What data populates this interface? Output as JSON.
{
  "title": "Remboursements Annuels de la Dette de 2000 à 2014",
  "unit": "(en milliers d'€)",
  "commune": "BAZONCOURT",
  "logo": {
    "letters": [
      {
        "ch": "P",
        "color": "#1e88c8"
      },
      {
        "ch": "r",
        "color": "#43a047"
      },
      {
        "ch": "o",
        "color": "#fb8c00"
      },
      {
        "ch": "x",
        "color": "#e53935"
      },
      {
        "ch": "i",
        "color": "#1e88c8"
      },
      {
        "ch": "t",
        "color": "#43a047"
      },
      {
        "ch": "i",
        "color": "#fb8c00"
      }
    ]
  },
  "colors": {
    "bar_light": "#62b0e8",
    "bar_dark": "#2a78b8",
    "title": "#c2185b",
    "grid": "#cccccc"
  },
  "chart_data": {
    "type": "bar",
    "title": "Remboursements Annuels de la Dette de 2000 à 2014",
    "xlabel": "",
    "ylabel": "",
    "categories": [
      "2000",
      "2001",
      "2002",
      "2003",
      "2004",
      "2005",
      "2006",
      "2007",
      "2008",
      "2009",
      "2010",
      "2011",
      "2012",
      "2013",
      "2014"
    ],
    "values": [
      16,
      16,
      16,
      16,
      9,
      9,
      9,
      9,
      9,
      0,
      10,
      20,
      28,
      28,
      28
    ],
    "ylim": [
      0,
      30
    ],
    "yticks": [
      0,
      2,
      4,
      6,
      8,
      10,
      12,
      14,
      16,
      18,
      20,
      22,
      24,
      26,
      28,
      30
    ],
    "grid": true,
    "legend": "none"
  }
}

:::::

GIVEN PROBLEM: Say how many lines hold the word "Annuels", giving the number and nothing else.

SOLUTION FOR THIS PROBLEM: 2